What the task asks -> Copy out all the records, word for word.

Data for processing ->
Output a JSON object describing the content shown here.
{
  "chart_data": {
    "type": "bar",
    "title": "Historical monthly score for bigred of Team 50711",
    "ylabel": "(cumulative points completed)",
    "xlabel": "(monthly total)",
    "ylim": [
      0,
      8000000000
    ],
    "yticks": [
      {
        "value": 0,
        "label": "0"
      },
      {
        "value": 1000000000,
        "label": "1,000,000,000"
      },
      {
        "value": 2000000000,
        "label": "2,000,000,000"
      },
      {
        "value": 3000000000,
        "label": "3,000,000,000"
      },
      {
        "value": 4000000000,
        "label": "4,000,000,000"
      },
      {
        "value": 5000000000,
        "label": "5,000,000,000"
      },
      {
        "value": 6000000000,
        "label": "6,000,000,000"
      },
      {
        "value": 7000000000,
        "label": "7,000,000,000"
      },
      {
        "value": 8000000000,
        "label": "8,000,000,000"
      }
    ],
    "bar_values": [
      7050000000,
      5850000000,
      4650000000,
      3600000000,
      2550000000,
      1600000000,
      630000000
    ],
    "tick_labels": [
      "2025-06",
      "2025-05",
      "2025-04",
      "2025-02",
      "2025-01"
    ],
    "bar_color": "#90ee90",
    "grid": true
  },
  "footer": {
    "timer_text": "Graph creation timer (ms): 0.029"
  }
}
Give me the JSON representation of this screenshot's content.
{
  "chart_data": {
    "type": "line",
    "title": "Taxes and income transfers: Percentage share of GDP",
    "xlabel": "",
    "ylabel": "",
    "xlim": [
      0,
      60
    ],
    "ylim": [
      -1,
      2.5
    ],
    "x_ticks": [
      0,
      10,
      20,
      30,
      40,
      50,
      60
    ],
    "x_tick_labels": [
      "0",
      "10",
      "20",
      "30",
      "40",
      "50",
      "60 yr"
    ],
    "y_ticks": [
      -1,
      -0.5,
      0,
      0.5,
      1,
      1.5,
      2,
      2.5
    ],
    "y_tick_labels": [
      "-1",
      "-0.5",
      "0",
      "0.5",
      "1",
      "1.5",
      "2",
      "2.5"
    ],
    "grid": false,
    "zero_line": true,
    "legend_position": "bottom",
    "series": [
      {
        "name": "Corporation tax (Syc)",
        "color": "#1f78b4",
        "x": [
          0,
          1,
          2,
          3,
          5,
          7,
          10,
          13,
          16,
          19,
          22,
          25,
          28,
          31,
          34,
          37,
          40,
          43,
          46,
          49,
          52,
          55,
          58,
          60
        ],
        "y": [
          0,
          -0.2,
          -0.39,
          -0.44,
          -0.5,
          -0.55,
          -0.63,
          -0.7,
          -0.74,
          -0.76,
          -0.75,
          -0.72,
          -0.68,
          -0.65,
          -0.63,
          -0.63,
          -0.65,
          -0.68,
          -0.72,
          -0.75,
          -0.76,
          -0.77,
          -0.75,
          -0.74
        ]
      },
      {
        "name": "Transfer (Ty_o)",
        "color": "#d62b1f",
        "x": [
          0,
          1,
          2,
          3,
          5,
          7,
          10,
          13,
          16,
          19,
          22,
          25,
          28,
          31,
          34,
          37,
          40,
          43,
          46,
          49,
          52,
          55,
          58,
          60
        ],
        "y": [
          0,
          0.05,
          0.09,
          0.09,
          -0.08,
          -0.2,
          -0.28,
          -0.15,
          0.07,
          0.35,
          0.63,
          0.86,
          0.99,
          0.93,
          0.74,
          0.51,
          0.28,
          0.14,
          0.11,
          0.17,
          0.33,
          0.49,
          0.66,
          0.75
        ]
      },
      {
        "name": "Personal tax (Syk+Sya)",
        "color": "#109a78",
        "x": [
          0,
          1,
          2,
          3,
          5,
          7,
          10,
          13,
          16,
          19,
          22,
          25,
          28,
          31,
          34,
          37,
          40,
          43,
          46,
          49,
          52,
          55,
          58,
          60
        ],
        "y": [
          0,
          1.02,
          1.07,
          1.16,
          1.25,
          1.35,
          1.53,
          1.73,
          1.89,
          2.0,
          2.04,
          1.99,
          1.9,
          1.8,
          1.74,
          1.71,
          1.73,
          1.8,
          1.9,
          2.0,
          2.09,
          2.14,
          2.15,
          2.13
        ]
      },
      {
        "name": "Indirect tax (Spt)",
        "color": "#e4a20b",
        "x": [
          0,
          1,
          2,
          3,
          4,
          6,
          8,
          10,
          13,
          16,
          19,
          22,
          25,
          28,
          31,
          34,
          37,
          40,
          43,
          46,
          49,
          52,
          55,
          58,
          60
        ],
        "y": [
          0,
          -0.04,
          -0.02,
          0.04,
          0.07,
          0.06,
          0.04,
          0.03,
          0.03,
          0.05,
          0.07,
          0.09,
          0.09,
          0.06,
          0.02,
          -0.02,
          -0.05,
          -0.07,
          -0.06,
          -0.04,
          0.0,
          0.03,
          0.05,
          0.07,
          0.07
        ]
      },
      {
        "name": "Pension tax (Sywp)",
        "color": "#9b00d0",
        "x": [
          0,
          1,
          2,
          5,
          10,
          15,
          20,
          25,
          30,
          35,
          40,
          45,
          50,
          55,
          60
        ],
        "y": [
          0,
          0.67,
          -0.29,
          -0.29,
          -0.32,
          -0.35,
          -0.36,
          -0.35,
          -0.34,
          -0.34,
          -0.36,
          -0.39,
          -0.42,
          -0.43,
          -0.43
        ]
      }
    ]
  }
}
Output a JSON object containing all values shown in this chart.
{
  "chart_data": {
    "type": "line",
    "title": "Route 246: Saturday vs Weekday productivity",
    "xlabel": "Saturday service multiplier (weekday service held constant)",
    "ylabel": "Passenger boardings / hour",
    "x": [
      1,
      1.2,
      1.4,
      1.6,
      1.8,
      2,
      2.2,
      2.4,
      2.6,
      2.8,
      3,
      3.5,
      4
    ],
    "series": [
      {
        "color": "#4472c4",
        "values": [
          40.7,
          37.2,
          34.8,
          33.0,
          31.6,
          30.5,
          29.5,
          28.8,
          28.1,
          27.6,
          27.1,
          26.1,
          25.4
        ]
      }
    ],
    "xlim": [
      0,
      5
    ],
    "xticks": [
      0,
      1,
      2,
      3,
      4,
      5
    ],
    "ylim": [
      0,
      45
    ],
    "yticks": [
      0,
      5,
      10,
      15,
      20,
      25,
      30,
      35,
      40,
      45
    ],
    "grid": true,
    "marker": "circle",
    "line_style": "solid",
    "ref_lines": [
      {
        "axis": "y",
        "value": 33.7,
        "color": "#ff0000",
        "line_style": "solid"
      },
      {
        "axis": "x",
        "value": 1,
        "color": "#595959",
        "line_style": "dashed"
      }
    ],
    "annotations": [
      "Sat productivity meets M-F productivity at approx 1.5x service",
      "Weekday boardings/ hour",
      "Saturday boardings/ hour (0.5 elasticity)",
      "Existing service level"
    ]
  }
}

Solution for this exercise ->
Output a JSON object describing the content shown here.
{
  "chart_data": {
    "type": "bar",
    "title": "Historical monthly score for bigred of Team 50711",
    "ylabel": "(cumulative points completed)",
    "xlabel": "(monthly total)",
    "ylim": [
      0,
      8000000000
    ],
    "yticks": [
      {
        "value": 0,
        "label": "0"
      },
      {
        "value": 1000000000,
        "label": "1,000,000,000"
      },
      {
        "value": 2000000000,
        "label": "2,000,000,000"
      },
      {
        "value": 3000000000,
        "label": "3,000,000,000"
      },
      {
        "value": 4000000000,
        "label": "4,000,000,000"
      },
      {
        "value": 5000000000,
        "label": "5,000,000,000"
      },
      {
        "value": 6000000000,
        "label": "6,000,000,000"
      },
      {
        "value": 7000000000,
        "label": "7,000,000,000"
      },
      {
        "value": 8000000000,
        "label": "8,000,000,000"
      }
    ],
    "bar_values": [
      7050000000,
      5850000000,
      4650000000,
      3600000000,
      2550000000,
      1600000000,
      630000000
    ],
    "tick_labels": [
      "2025-06",
      "2025-05",
      "2025-04",
      "2025-02",
      "2025-01"
    ],
    "bar_color": "#90ee90",
    "grid": true
  },
  "footer": {
    "timer_text": "Graph creation timer (ms): 0.029"
  }
}
Give me the JSON representation of this screenshot's content.
{
  "chart_data": {
    "type": "line",
    "title": "Taxes and income transfers: Percentage share of GDP",
    "xlabel": "",
    "ylabel": "",
    "xlim": [
      0,
      60
    ],
    "ylim": [
      -1,
      2.5
    ],
    "x_ticks": [
      0,
      10,
      20,
      30,
      40,
      50,
      60
    ],
    "x_tick_labels": [
      "0",
      "10",
      "20",
      "30",
      "40",
      "50",
      "60 yr"
    ],
    "y_ticks": [
      -1,
      -0.5,
      0,
      0.5,
      1,
      1.5,
      2,
      2.5
    ],
    "y_tick_labels": [
      "-1",
      "-0.5",
      "0",
      "0.5",
      "1",
      "1.5",
      "2",
      "2.5"
    ],
    "grid": false,
    "zero_line": true,
    "legend_position": "bottom",
    "series": [
      {
        "name": "Corporation tax (Syc)",
        "color": "#1f78b4",
        "x": [
          0,
          1,
          2,
          3,
          5,
          7,
          10,
          13,
          16,
          19,
          22,
          25,
          28,
          31,
          34,
          37,
          40,
          43,
          46,
          49,
          52,
          55,
          58,
          60
        ],
        "y": [
          0,
          -0.2,
          -0.39,
          -0.44,
          -0.5,
          -0.55,
          -0.63,
          -0.7,
          -0.74,
          -0.76,
          -0.75,
          -0.72,
          -0.68,
          -0.65,
          -0.63,
          -0.63,
          -0.65,
          -0.68,
          -0.72,
          -0.75,
          -0.76,
          -0.77,
          -0.75,
          -0.74
        ]
      },
      {
        "name": "Transfer (Ty_o)",
        "color": "#d62b1f",
        "x": [
          0,
          1,
          2,
          3,
          5,
          7,
          10,
          13,
          16,
          19,
          22,
          25,
          28,
          31,
          34,
          37,
          40,
          43,
          46,
          49,
          52,
          55,
          58,
          60
        ],
        "y": [
          0,
          0.05,
          0.09,
          0.09,
          -0.08,
          -0.2,
          -0.28,
          -0.15,
          0.07,
          0.35,
          0.63,
          0.86,
          0.99,
          0.93,
          0.74,
          0.51,
          0.28,
          0.14,
          0.11,
          0.17,
          0.33,
          0.49,
          0.66,
          0.75
        ]
      },
      {
        "name": "Personal tax (Syk+Sya)",
        "color": "#109a78",
        "x": [
          0,
          1,
          2,
          3,
          5,
          7,
          10,
          13,
          16,
          19,
          22,
          25,
          28,
          31,
          34,
          37,
          40,
          43,
          46,
          49,
          52,
          55,
          58,
          60
        ],
        "y": [
          0,
          1.02,
          1.07,
          1.16,
          1.25,
          1.35,
          1.53,
          1.73,
          1.89,
          2.0,
          2.04,
          1.99,
          1.9,
          1.8,
          1.74,
          1.71,
          1.73,
          1.8,
          1.9,
          2.0,
          2.09,
          2.14,
          2.15,
          2.13
        ]
      },
      {
        "name": "Indirect tax (Spt)",
        "color": "#e4a20b",
        "x": [
          0,
          1,
          2,
          3,
          4,
          6,
          8,
          10,
          13,
          16,
          19,
          22,
          25,
          28,
          31,
          34,
          37,
          40,
          43,
          46,
          49,
          52,
          55,
          58,
          60
        ],
        "y": [
          0,
          -0.04,
          -0.02,
          0.04,
          0.07,
          0.06,
          0.04,
          0.03,
          0.03,
          0.05,
          0.07,
          0.09,
          0.09,
          0.06,
          0.02,
          -0.02,
          -0.05,
          -0.07,
          -0.06,
          -0.04,
          0.0,
          0.03,
          0.05,
          0.07,
          0.07
        ]
      },
      {
        "name": "Pension tax (Sywp)",
        "color": "#9b00d0",
        "x": [
          0,
          1,
          2,
          5,
          10,
          15,
          20,
          25,
          30,
          35,
          40,
          45,
          50,
          55,
          60
        ],
        "y": [
          0,
          0.67,
          -0.29,
          -0.29,
          -0.32,
          -0.35,
          -0.36,
          -0.35,
          -0.34,
          -0.34,
          -0.36,
          -0.39,
          -0.42,
          -0.43,
          -0.43
        ]
      }
    ]
  }
}
Output a JSON object containing all values shown in this chart.
{
  "chart_data": {
    "type": "line",
    "title": "Route 246: Saturday vs Weekday productivity",
    "xlabel": "Saturday service multiplier (weekday service held constant)",
    "ylabel": "Passenger boardings / hour",
    "x": [
      1,
      1.2,
      1.4,
      1.6,
      1.8,
      2,
      2.2,
      2.4,
      2.6,
      2.8,
      3,
      3.5,
      4
    ],
    "series": [
      {
        "color": "#4472c4",
        "values": [
          40.7,
          37.2,
          34.8,
          33.0,
          31.6,
          30.5,
          29.5,
          28.8,
          28.1,
          27.6,
          27.1,
          26.1,
          25.4
        ]
      }
    ],
    "xlim": [
      0,
      5
    ],
    "xticks": [
      0,
      1,
      2,
      3,
      4,
      5
    ],
    "ylim": [
      0,
      45
    ],
    "yticks": [
      0,
      5,
      10,
      15,
      20,
      25,
      30,
      35,
      40,
      45
    ],
    "grid": true,
    "marker": "circle",
    "line_style": "solid",
    "ref_lines": [
      {
        "axis": "y",
        "value": 33.7,
        "color": "#ff0000",
        "line_style": "solid"
      },
      {
        "axis": "x",
        "value": 1,
        "color": "#595959",
        "line_style": "dashed"
      }
    ],
    "annotations": [
      "Sat productivity meets M-F productivity at approx 1.5x service",
      "Weekday boardings/ hour",
      "Saturday boardings/ hour (0.5 elasticity)",
      "Existing service level"
    ]
  }
}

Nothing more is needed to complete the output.